Problem requirements -
Repeat every entry in the listing below, exactly.

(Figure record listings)
--- Start ---
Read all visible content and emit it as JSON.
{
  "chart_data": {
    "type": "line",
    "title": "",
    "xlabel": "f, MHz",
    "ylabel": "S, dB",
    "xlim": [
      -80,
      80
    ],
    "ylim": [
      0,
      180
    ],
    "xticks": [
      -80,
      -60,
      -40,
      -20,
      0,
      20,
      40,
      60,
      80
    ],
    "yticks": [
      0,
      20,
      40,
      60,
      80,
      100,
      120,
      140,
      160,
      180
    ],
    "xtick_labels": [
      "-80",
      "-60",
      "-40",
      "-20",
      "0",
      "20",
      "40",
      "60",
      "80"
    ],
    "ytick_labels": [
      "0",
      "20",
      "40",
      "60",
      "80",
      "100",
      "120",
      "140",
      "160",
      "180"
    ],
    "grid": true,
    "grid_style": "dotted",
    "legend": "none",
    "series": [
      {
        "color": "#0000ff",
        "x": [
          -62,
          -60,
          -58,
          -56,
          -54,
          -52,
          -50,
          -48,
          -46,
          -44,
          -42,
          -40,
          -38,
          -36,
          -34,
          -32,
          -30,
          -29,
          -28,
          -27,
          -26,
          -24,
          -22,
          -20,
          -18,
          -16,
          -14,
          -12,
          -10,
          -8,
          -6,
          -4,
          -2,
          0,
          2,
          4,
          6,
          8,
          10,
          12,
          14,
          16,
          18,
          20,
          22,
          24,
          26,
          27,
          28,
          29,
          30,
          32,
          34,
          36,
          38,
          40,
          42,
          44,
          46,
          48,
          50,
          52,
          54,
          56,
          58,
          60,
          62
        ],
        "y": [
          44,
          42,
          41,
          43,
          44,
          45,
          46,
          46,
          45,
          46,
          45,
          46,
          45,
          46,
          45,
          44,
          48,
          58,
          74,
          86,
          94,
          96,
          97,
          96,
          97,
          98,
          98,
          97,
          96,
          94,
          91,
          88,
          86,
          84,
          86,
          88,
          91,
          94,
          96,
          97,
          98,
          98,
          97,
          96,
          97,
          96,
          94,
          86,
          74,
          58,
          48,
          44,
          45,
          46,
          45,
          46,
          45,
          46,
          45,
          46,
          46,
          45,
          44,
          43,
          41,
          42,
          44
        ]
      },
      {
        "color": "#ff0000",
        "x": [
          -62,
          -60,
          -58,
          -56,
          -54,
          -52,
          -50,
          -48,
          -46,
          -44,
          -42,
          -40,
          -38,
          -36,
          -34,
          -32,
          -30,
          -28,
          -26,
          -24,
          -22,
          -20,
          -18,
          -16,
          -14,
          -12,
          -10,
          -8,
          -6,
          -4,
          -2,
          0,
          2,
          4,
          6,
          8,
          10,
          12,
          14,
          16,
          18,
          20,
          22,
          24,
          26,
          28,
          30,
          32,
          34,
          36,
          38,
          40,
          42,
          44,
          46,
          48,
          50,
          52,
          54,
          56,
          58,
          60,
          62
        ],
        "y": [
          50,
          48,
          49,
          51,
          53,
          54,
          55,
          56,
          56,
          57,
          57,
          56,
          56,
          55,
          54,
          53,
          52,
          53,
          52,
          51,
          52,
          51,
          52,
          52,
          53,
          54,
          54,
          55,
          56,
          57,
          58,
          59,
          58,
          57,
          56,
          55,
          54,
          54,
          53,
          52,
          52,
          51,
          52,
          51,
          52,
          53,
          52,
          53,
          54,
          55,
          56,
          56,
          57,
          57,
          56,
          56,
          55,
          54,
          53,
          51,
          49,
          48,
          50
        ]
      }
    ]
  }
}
--- End ---
Task result -
Read all visible content and emit it as JSON.
{
  "chart_data": {
    "type": "line",
    "title": "",
    "xlabel": "f, MHz",
    "ylabel": "S, dB",
    "xlim": [
      -80,
      80
    ],
    "ylim": [
      0,
      180
    ],
    "xticks": [
      -80,
      -60,
      -40,
      -20,
      0,
      20,
      40,
      60,
      80
    ],
    "yticks": [
      0,
      20,
      40,
      60,
      80,
      100,
      120,
      140,
      160,
      180
    ],
    "xtick_labels": [
      "-80",
      "-60",
      "-40",
      "-20",
      "0",
      "20",
      "40",
      "60",
      "80"
    ],
    "ytick_labels": [
      "0",
      "20",
      "40",
      "60",
      "80",
      "100",
      "120",
      "140",
      "160",
      "180"
    ],
    "grid": true,
    "grid_style": "dotted",
    "legend": "none",
    "series": [
      {
        "color": "#0000ff",
        "x": [
          -62,
          -60,
          -58,
          -56,
          -54,
          -52,
          -50,
          -48,
          -46,
          -44,
          -42,
          -40,
          -38,
          -36,
          -34,
          -32,
          -30,
          -29,
          -28,
          -27,
          -26,
          -24,
          -22,
          -20,
          -18,
          -16,
          -14,
          -12,
          -10,
          -8,
          -6,
          -4,
          -2,
          0,
          2,
          4,
          6,
          8,
          10,
          12,
          14,
          16,
          18,
          20,
          22,
          24,
          26,
          27,
          28,
          29,
          30,
          32,
          34,
          36,
          38,
          40,
          42,
          44,
          46,
          48,
          50,
          52,
          54,
          56,
          58,
          60,
          62
        ],
        "y": [
          44,
          42,
          41,
          43,
          44,
          45,
          46,
          46,
          45,
          46,
          45,
          46,
          45,
          46,
          45,
          44,
          48,
          58,
          74,
          86,
          94,
          96,
          97,
          96,
          97,
          98,
          98,
          97,
          96,
          94,
          91,
          88,
          86,
          84,
          86,
          88,
          91,
          94,
          96,
          97,
          98,
          98,
          97,
          96,
          97,
          96,
          94,
          86,
          74,
          58,
          48,
          44,
          45,
          46,
          45,
          46,
          45,
          46,
          45,
          46,
          46,
          45,
          44,
          43,
          41,
          42,
          44
        ]
      },
      {
        "color": "#ff0000",
        "x": [
          -62,
          -60,
          -58,
          -56,
          -54,
          -52,
          -50,
          -48,
          -46,
          -44,
          -42,
          -40,
          -38,
          -36,
          -34,
          -32,
          -30,
          -28,
          -26,
          -24,
          -22,
          -20,
          -18,
          -16,
          -14,
          -12,
          -10,
          -8,
          -6,
          -4,
          -2,
          0,
          2,
          4,
          6,
          8,
          10,
          12,
          14,
          16,
          18,
          20,
          22,
          24,
          26,
          28,
          30,
          32,
          34,
          36,
          38,
          40,
          42,
          44,
          46,
          48,
          50,
          52,
          54,
          56,
          58,
          60,
          62
        ],
        "y": [
          50,
          48,
          49,
          51,
          53,
          54,
          55,
          56,
          56,
          57,
          57,
          56,
          56,
          55,
          54,
          53,
          52,
          53,
          52,
          51,
          52,
          51,
          52,
          52,
          53,
          54,
          54,
          55,
          56,
          57,
          58,
          59,
          58,
          57,
          56,
          55,
          54,
          54,
          53,
          52,
          52,
          51,
          52,
          51,
          52,
          53,
          52,
          53,
          54,
          55,
          56,
          56,
          57,
          57,
          56,
          56,
          55,
          54,
          53,
          51,
          49,
          48,
          50
        ]
      }
    ]
  }
}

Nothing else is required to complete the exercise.